**Directions for this task:** Copy out all lines that carry the word "groups".

'''

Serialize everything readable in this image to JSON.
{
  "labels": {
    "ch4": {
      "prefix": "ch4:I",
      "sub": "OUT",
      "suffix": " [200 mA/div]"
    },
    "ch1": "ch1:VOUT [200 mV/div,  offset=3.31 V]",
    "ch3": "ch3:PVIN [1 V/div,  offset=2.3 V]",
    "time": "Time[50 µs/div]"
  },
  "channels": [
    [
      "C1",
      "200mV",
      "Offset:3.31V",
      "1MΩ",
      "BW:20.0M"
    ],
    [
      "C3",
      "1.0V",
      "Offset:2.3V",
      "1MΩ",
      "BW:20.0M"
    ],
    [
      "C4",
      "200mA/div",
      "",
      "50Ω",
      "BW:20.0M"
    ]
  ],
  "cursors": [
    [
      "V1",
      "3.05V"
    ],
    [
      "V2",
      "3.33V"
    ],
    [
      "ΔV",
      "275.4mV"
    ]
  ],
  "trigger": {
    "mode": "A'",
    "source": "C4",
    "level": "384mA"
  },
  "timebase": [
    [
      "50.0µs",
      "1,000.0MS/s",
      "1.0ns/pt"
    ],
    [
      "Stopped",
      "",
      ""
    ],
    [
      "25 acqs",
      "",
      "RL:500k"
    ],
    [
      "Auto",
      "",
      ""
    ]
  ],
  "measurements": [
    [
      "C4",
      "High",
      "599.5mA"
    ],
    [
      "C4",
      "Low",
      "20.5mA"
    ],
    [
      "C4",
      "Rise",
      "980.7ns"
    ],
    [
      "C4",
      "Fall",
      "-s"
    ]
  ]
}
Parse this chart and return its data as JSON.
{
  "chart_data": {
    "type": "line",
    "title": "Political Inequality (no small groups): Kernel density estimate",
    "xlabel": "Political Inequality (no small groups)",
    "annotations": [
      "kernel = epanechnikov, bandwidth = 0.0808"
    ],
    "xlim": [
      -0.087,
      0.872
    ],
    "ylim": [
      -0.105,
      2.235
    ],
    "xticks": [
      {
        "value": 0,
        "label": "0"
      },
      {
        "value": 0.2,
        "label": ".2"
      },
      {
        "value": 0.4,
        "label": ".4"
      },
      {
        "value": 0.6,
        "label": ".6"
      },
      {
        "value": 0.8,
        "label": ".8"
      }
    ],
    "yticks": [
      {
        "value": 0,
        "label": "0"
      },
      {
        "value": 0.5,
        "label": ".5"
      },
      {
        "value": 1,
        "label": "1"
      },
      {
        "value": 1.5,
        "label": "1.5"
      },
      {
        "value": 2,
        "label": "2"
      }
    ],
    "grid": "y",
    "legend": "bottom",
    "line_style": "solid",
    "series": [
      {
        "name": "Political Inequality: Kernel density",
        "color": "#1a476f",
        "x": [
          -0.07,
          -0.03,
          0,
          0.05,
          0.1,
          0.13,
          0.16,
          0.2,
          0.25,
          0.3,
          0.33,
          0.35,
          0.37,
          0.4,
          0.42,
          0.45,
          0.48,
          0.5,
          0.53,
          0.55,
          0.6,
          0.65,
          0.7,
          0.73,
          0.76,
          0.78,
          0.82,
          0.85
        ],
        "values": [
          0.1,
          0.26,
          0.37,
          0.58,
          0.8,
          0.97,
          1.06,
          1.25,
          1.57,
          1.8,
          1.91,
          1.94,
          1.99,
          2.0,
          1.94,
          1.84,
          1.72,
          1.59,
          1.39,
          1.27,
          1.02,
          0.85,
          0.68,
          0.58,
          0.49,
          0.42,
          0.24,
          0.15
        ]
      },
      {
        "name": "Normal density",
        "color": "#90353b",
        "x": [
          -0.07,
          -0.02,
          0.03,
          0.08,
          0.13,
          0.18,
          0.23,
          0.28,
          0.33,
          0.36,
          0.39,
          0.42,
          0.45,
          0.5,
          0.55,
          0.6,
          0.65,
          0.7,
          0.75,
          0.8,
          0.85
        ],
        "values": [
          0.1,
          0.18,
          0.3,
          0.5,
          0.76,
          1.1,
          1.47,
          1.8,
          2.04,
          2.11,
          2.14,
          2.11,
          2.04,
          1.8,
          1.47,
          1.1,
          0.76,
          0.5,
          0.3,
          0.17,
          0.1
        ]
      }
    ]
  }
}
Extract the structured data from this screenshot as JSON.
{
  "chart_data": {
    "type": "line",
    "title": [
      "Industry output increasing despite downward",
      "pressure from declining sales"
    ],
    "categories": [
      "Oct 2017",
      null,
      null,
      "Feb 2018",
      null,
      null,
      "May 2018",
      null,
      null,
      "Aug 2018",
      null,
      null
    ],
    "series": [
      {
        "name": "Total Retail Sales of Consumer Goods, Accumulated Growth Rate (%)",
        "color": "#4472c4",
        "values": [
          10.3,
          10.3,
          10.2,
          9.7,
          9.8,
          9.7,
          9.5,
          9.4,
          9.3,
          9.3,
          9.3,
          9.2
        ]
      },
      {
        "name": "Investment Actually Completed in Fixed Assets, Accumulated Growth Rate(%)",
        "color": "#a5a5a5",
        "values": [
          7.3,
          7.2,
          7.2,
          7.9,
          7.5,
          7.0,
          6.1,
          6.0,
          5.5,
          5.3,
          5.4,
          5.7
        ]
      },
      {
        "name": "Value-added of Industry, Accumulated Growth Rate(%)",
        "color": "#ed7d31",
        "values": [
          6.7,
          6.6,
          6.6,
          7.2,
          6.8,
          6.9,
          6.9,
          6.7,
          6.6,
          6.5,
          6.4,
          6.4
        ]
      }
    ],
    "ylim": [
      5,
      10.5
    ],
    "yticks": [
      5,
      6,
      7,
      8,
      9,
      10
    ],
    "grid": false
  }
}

'''

**The response:**
    "title": "Political Inequality (no small groups): Kernel density estimate",
    "xlabel": "Political Inequality (no small groups)",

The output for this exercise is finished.